THINGS TO DO |
(1) According to the Office Depot Form 8-K cover page, what is the date of the earliest event reported?
(2) Copy the Office Depot Form 8-K cover page word for word from "2200 Old Germantown" to "including area code)".
(3) Carry on the Office Depot Form 8-K cover page from its final line.

DOCUMENT SEGMENT |
⁂
Office Depot Inc.
 

 
 
UNITED STATES
SECURITIES AND EXCHANGE COMMISSION
Washington, D.C. 20549
FORM 8-K
CURRENT REPORT
PURSUANT TO SECTION 13 OR 15(d) OF THE SECURITIES EXCHANGE ACT OF 1934
Date of Report: September 14, 2005
Date of Earliest Event Reported: September 9, 2005
Commission file number 1-10948
OFFICE DEPOT, INC.
(Exact name of registrant as specified in its charter)
     
Delaware   59-2663954
     
(State or other jurisdiction of
incorporation or organization)
  (I.R.S. Employer
Identification No.)
     
2200 Old Germantown Road, Delray Beach, Florida   33445
     
(Address of principal executive offices)   (Zip Code)
(561) 438-4800
(Registrant’s telephone number, including area code)
Former name or former address, if changed since last report: N/A
Check the appropriate box below if the Form 8-K is intended to simultaneously satisfy the filing obligation of the registrant under any of the following provisions (see General Instruction A.2. below):
o Written communications pursuant to Rule 425 under the Securities Act (17 CFR 230.425)
⁂
MATERIAL SUPPLIED |
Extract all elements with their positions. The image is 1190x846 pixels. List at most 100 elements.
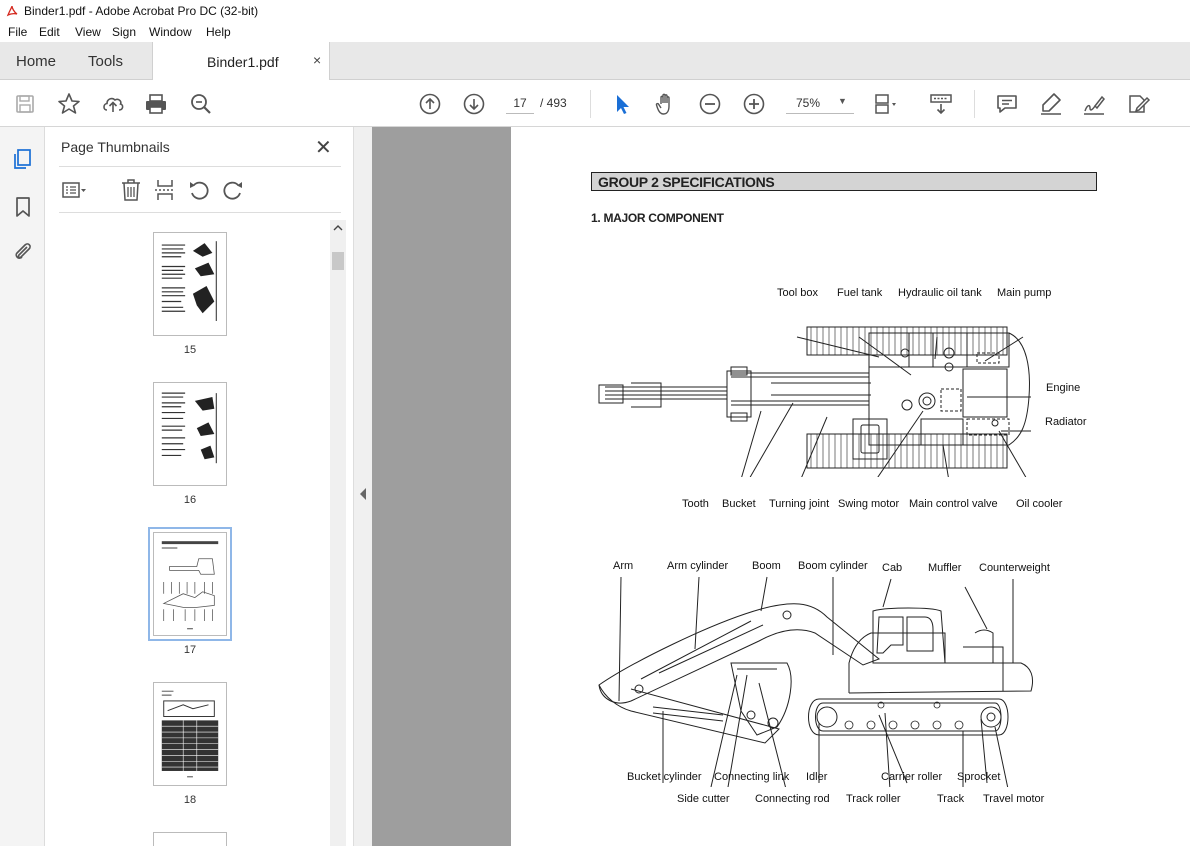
bookmark-icon[interactable] (11, 195, 35, 219)
label-boom: Boom (752, 560, 781, 572)
navigation-rail (0, 127, 45, 846)
thumbnail-preview (161, 241, 217, 321)
thumbnail-page-18[interactable] (153, 682, 227, 786)
acrobat-app-icon (5, 4, 19, 18)
document-page: GROUP 2 SPECIFICATIONS 1. MAJOR COMPONEN… (511, 127, 1190, 846)
thumbnail-label: 17 (183, 644, 197, 656)
label-bucket-cylinder: Bucket cylinder (627, 771, 702, 783)
sign-icon[interactable] (1081, 91, 1107, 117)
collapse-panel-icon[interactable] (354, 484, 373, 504)
label-track-roller: Track roller (846, 793, 901, 805)
fit-page-icon[interactable] (872, 91, 898, 117)
label-connecting-link: Connecting link (714, 771, 790, 783)
group-header: GROUP 2 SPECIFICATIONS (591, 172, 1097, 191)
thumbnail-page-17[interactable] (148, 527, 232, 641)
rotate-left-icon[interactable] (186, 177, 212, 203)
thumbnail-scrollbar[interactable] (330, 220, 346, 846)
page-thumbnails-icon[interactable] (11, 147, 35, 171)
menu-file[interactable]: File (8, 25, 27, 39)
highlight-icon[interactable] (1038, 91, 1064, 117)
section-title: 1. MAJOR COMPONENT (591, 211, 724, 225)
side-view-diagram (598, 576, 1034, 787)
tab-document[interactable]: Binder1.pdf × (152, 42, 330, 80)
menu-window[interactable]: Window (149, 25, 192, 39)
panel-divider (59, 212, 341, 213)
thumbnail-options-icon[interactable] (60, 177, 86, 203)
scroll-up-icon[interactable] (330, 220, 346, 236)
label-tool-box: Tool box (777, 287, 818, 299)
chevron-down-icon: ▼ (838, 96, 847, 106)
save-icon[interactable] (12, 91, 38, 117)
menu-bar: File Edit View Sign Window Help (0, 22, 1190, 42)
thumbnail-page-15[interactable] (153, 232, 227, 336)
thumbnail-page-19[interactable] (153, 832, 227, 846)
thumbnail-preview (161, 690, 219, 778)
menu-edit[interactable]: Edit (39, 25, 60, 39)
thumbnail-preview (161, 392, 217, 464)
close-tab-icon[interactable]: × (313, 52, 321, 68)
page-number-input[interactable] (506, 92, 534, 114)
zoom-value: 75% (796, 96, 821, 110)
page-total: / 493 (540, 96, 567, 110)
label-side-cutter: Side cutter (677, 793, 730, 805)
attachment-icon[interactable] (11, 240, 35, 264)
tab-bar: Home Tools Binder1.pdf × (0, 42, 1190, 80)
top-view-diagram (598, 326, 1031, 477)
fill-sign-icon[interactable] (1125, 91, 1151, 117)
zoom-search-icon[interactable] (188, 91, 214, 117)
menu-sign[interactable]: Sign (112, 25, 136, 39)
label-bucket: Bucket (722, 498, 756, 510)
label-turning-joint: Turning joint (769, 498, 830, 510)
panel-title: Page Thumbnails (61, 139, 170, 155)
label-swing-motor: Swing motor (838, 498, 900, 510)
rotate-right-icon[interactable] (220, 177, 246, 203)
zoom-out-icon[interactable] (697, 91, 723, 117)
hand-icon[interactable] (653, 91, 679, 117)
comment-icon[interactable] (994, 91, 1020, 117)
label-sprocket: Sprocket (957, 771, 1001, 783)
window-title: Binder1.pdf - Adobe Acrobat Pro DC (32-b… (24, 4, 259, 18)
menu-view[interactable]: View (75, 25, 101, 39)
select-cursor-icon[interactable] (609, 91, 635, 117)
scroll-mode-icon[interactable] (928, 91, 954, 117)
zoom-select[interactable]: 75% ▼ (786, 92, 854, 114)
toolbar-separator (590, 90, 591, 118)
label-connecting-rod: Connecting rod (755, 793, 830, 805)
tab-tools[interactable]: Tools (88, 53, 123, 70)
thumbnail-label: 15 (183, 344, 197, 356)
label-main-pump: Main pump (997, 287, 1052, 299)
thumbnail-preview (161, 541, 219, 630)
label-main-control-valve: Main control valve (909, 498, 998, 510)
document-background (372, 127, 511, 846)
upload-icon[interactable] (100, 91, 126, 117)
tab-home[interactable]: Home (16, 53, 56, 70)
panel-divider (59, 166, 341, 167)
thumbnail-page-16[interactable] (153, 382, 227, 486)
label-tooth: Tooth (682, 498, 709, 510)
toolbar-separator (974, 90, 975, 118)
label-fuel-tank: Fuel tank (837, 287, 883, 299)
scrollbar-thumb[interactable] (332, 252, 344, 270)
print-icon[interactable] (143, 91, 169, 117)
thumbnails-panel: Page Thumbnails ✕ 15 16 17 18 (45, 127, 353, 846)
thumbnail-label: 18 (183, 794, 197, 806)
close-panel-icon[interactable]: ✕ (315, 135, 332, 160)
toolbar: / 493 75% ▼ (0, 80, 1190, 127)
page-down-icon[interactable] (461, 91, 487, 117)
title-bar: Binder1.pdf - Adobe Acrobat Pro DC (32-b… (0, 0, 1190, 22)
panel-splitter[interactable] (353, 127, 372, 846)
thumbnail-label: 16 (183, 494, 197, 506)
delete-page-icon[interactable] (118, 177, 144, 203)
star-icon[interactable] (56, 91, 82, 117)
zoom-in-icon[interactable] (741, 91, 767, 117)
menu-help[interactable]: Help (206, 25, 231, 39)
insert-page-icon[interactable] (152, 177, 178, 203)
label-cab: Cab (882, 562, 903, 574)
label-travel-motor: Travel motor (983, 793, 1045, 805)
label-boom-cylinder: Boom cylinder (798, 560, 868, 572)
label-arm-cylinder: Arm cylinder (667, 560, 729, 572)
label-muffler: Muffler (928, 562, 962, 574)
label-arm: Arm (613, 560, 634, 572)
page-up-icon[interactable] (417, 91, 443, 117)
label-carrier-roller: Carrier roller (881, 771, 943, 783)
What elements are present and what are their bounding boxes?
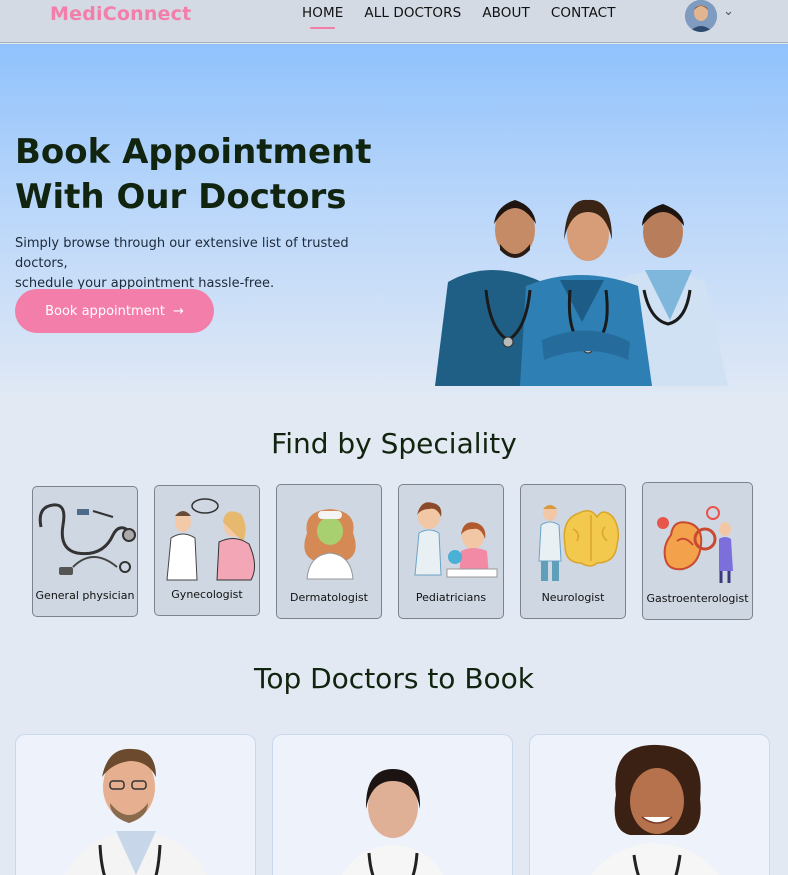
nav-link-home[interactable]: HOME (302, 5, 343, 29)
nav-link-all-doctors[interactable]: ALL DOCTORS (364, 5, 461, 21)
pediatrician-icon (414, 502, 498, 578)
speciality-title: Find by Speciality (271, 427, 517, 460)
doctor-photo (64, 748, 208, 875)
gynecologist-icon (166, 498, 255, 581)
nav-link-about[interactable]: ABOUT (482, 5, 530, 21)
doctor-card[interactable] (15, 734, 256, 875)
speciality-card-general-physician[interactable]: General physician (32, 486, 138, 617)
hero-subtitle: Simply browse through our extensive list… (15, 236, 349, 291)
speciality-card-gynecologist[interactable]: Gynecologist (154, 485, 260, 616)
hero-title: Book Appointment With Our Doctors (15, 132, 372, 217)
speciality-label: Gastroenterologist (646, 592, 749, 605)
stomach-icon (657, 506, 733, 583)
speciality-label: Neurologist (541, 591, 605, 604)
speciality-label: Pediatricians (415, 591, 487, 604)
speciality-label: Gynecologist (171, 588, 243, 601)
top-doctors-title: Top Doctors to Book (253, 662, 535, 695)
speciality-label: General physician (35, 589, 135, 602)
doctor-photo (591, 744, 719, 875)
speciality-card-dermatologist[interactable]: Dermatologist (276, 484, 382, 619)
user-avatar[interactable] (685, 0, 717, 32)
book-appointment-button[interactable]: Book appointment → (15, 289, 214, 333)
doctor-card[interactable] (529, 734, 770, 875)
hero-doctors-image (435, 199, 728, 386)
speciality-card-gastroenterologist[interactable]: Gastroenterologist (642, 482, 753, 620)
book-appointment-label: Book appointment (45, 303, 165, 319)
speciality-card-neurologist[interactable]: Neurologist (520, 484, 626, 619)
dermatologist-icon (304, 509, 356, 580)
nav-links: HOME ALL DOCTORS ABOUT CONTACT (302, 5, 637, 29)
speciality-label: Dermatologist (290, 591, 368, 604)
doctor-card[interactable] (272, 734, 513, 875)
speciality-card-pediatricians[interactable]: Pediatricians (398, 484, 504, 619)
nav-link-contact[interactable]: CONTACT (551, 5, 616, 21)
chevron-down-icon[interactable]: ⌄ (723, 4, 734, 19)
arrow-right-icon: → (172, 303, 184, 319)
doctor-photo (342, 769, 444, 875)
brain-icon (538, 505, 620, 581)
stethoscope-icon (38, 503, 136, 575)
brand-logo[interactable]: MediConnect (50, 3, 191, 25)
navbar: MediConnect HOME ALL DOCTORS ABOUT CONTA… (0, 0, 788, 43)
⁂
WRITTEN RESPONSES |
(1) September 9, 2005

(2)
2200 Old Germantown Road, Delray Beach, Florida   33445
     
(Address of principal executive offices)   (Zip Code)
(561) 438-4800
(Registrant’s telephone number, including area code)

(3)
o Soliciting material pursuant to Rule 14a-12 under the Exchange Act (17 CFR 240.14a-12)
o Pre-commencement communications pursuant to Rule 14d-2(b) under the Exchange Act (17 CFR 240.14d-2(b))
o Pre-commencement communications pursuant to Rule 13e-4(c) under the Exchange Act (17 CFR 240.13e-4(c))
 
 

 


 

Item 1.01 ENTRY INTO (OR AMENDMENT OF) A MATERIAL DEFINITIVE AGREEMENT
On September 9, 2005, Office Depot, Inc. (the “Company”) entered into an amendment (“Amendment No. 1”) of an existing Credit Agreement (the “Agreement”), originally dated as of April 30, 2004, among the Company as the “Borrower”, certain banks, financial institutions and other institutional lenders parties to the Credit Agreement as the “Lenders” and Wachovia Bank, National Association, as the “Agent” for the Lenders. On September 12, 2005, the Company entered a second amendment (“Amendment No. 2”) of the Agreement, among the same parties.
The following is a brief description of the terms and conditions of each Amendment that are material to the Company:
Amendment No. 1: In Amendment No. 1, the parties agreed to adjust the financial covenants in the Agreement, among other things, to account for the new accounting requirement to expense stock options, which the Company plans to commence in 2006. This adjustment was made by amending the definition of “EBITR” to add back to net income stock option compensation expenses and other non-recurring, non-cash charges.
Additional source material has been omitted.